-------- DATA LINES --------

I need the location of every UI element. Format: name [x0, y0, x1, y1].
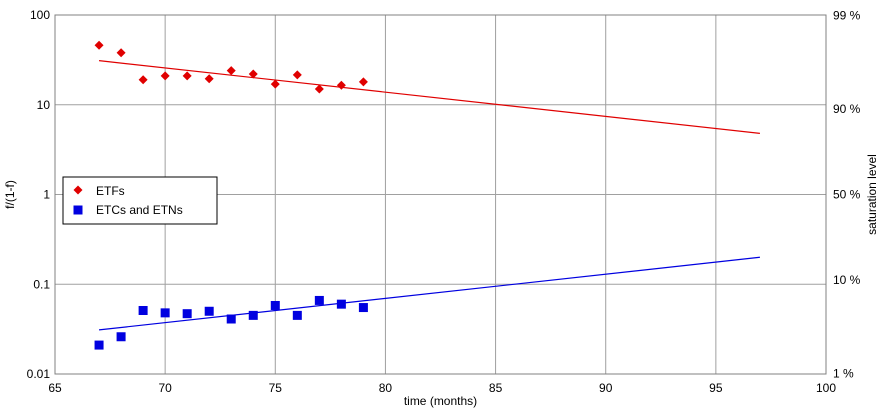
fit-line-1: [98, 256, 760, 331]
data-point: [248, 310, 258, 320]
data-point: [292, 70, 302, 80]
x-tick-label: 90: [599, 381, 613, 395]
y2-tick-labels: 99 % 90 % 50 % 10 % 1 %: [833, 8, 861, 380]
data-point: [116, 48, 126, 58]
fit-lines: [98, 60, 760, 331]
y2-tick-label: 90 %: [833, 102, 861, 116]
data-point: [160, 71, 170, 81]
y2-tick-label: 1 %: [833, 367, 854, 381]
y-tick-labels: 100 10 1 0.1 0.01: [27, 8, 51, 381]
data-point: [270, 79, 280, 89]
data-point: [160, 308, 170, 318]
y-tick-label: 0.01: [27, 367, 51, 381]
data-point: [336, 299, 346, 309]
data-point: [336, 80, 346, 90]
x-tick-label: 85: [489, 381, 503, 395]
data-point: [358, 303, 368, 313]
data-point: [116, 332, 126, 342]
data-point: [226, 314, 236, 324]
data-point: [270, 300, 280, 310]
data-point: [204, 306, 214, 316]
data-point: [204, 74, 214, 84]
grid: [55, 15, 826, 374]
legend-entry-etcs-etns: ETCs and ETNs: [96, 203, 183, 217]
data-point: [94, 340, 104, 350]
data-point: [182, 71, 192, 81]
y2-tick-label: 99 %: [833, 8, 861, 22]
x-tick-label: 65: [48, 381, 62, 395]
data-points: [94, 40, 368, 350]
plot-frame: [54, 14, 827, 375]
y-tick-label: 10: [37, 98, 51, 112]
legend-box: [62, 176, 218, 225]
data-point: [226, 66, 236, 76]
y-axis-label: f/(1-f): [3, 180, 17, 209]
data-point: [358, 77, 368, 87]
data-point: [182, 309, 192, 319]
data-point: [292, 310, 302, 320]
y-tick-label: 100: [30, 8, 50, 22]
fit-line-0: [98, 60, 760, 134]
data-point: [248, 69, 258, 79]
data-point: [138, 305, 148, 315]
x-tick-label: 70: [158, 381, 172, 395]
data-point: [94, 40, 104, 50]
legend-marker-etcs-etns: [73, 205, 83, 215]
y2-tick-label: 10 %: [833, 273, 861, 287]
data-point: [138, 75, 148, 85]
x-tick-label: 100: [816, 381, 836, 395]
x-axis-label: time (months): [404, 394, 477, 408]
y-tick-label: 0.1: [33, 277, 50, 291]
x-tick-label: 75: [269, 381, 283, 395]
x-tick-label: 95: [709, 381, 723, 395]
legend: ETFs ETCs and ETNs: [62, 176, 218, 225]
data-point: [314, 84, 324, 94]
y2-axis-label: saturation level: [865, 154, 879, 235]
y-tick-label: 1: [43, 188, 50, 202]
x-tick-labels: 65 70 75 80 85 90 95 100: [48, 381, 836, 395]
legend-marker-etfs: [73, 185, 83, 195]
legend-entry-etfs: ETFs: [96, 184, 125, 198]
y2-tick-label: 50 %: [833, 188, 861, 202]
data-point: [314, 295, 324, 305]
x-tick-label: 80: [379, 381, 393, 395]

--------

WHAT THE TASK ASKS:
Update this material by replacing "plot-frame" with "plot-area" and give every line again with nothing else changed. Leave the picture out.

SOLUTION:
I need the location of every UI element. Format: name [x0, y0, x1, y1].
fit-line-1: [98, 256, 760, 331]
data-point: [248, 310, 258, 320]
data-point: [292, 70, 302, 80]
x-tick-label: 90: [599, 381, 613, 395]
y2-tick-labels: 99 % 90 % 50 % 10 % 1 %: [833, 8, 861, 380]
data-point: [116, 48, 126, 58]
fit-lines: [98, 60, 760, 331]
y2-tick-label: 90 %: [833, 102, 861, 116]
data-point: [160, 71, 170, 81]
y2-tick-label: 1 %: [833, 367, 854, 381]
y-tick-labels: 100 10 1 0.1 0.01: [27, 8, 51, 381]
data-point: [270, 79, 280, 89]
data-point: [160, 308, 170, 318]
y-tick-label: 0.01: [27, 367, 51, 381]
data-point: [336, 299, 346, 309]
data-point: [336, 80, 346, 90]
x-tick-label: 85: [489, 381, 503, 395]
data-point: [358, 303, 368, 313]
data-point: [116, 332, 126, 342]
data-point: [226, 314, 236, 324]
data-point: [270, 300, 280, 310]
data-point: [204, 306, 214, 316]
data-point: [204, 74, 214, 84]
grid: [55, 15, 826, 374]
legend-entry-etcs-etns: ETCs and ETNs: [96, 203, 183, 217]
data-point: [94, 340, 104, 350]
data-point: [182, 71, 192, 81]
y2-tick-label: 99 %: [833, 8, 861, 22]
x-tick-label: 65: [48, 381, 62, 395]
data-points: [94, 40, 368, 350]
plot-area: [54, 14, 827, 375]
y-tick-label: 10: [37, 98, 51, 112]
legend-box: [62, 176, 218, 225]
data-point: [226, 66, 236, 76]
y-axis-label: f/(1-f): [3, 180, 17, 209]
data-point: [358, 77, 368, 87]
data-point: [182, 309, 192, 319]
data-point: [292, 310, 302, 320]
y-tick-label: 100: [30, 8, 50, 22]
fit-line-0: [98, 60, 760, 134]
data-point: [248, 69, 258, 79]
data-point: [138, 305, 148, 315]
x-tick-label: 70: [158, 381, 172, 395]
data-point: [94, 40, 104, 50]
legend-marker-etcs-etns: [73, 205, 83, 215]
y2-tick-label: 10 %: [833, 273, 861, 287]
data-point: [138, 75, 148, 85]
x-tick-label: 100: [816, 381, 836, 395]
x-axis-label: time (months): [404, 394, 477, 408]
y-tick-label: 0.1: [33, 277, 50, 291]
x-tick-label: 75: [269, 381, 283, 395]
x-tick-label: 95: [709, 381, 723, 395]
legend: ETFs ETCs and ETNs: [62, 176, 218, 225]
data-point: [314, 84, 324, 94]
y2-axis-label: saturation level: [865, 154, 879, 235]
y-tick-label: 1: [43, 188, 50, 202]
x-tick-labels: 65 70 75 80 85 90 95 100: [48, 381, 836, 395]
legend-marker-etfs: [73, 185, 83, 195]
legend-entry-etfs: ETFs: [96, 184, 125, 198]
y2-tick-label: 50 %: [833, 188, 861, 202]
data-point: [314, 295, 324, 305]
x-tick-label: 80: [379, 381, 393, 395]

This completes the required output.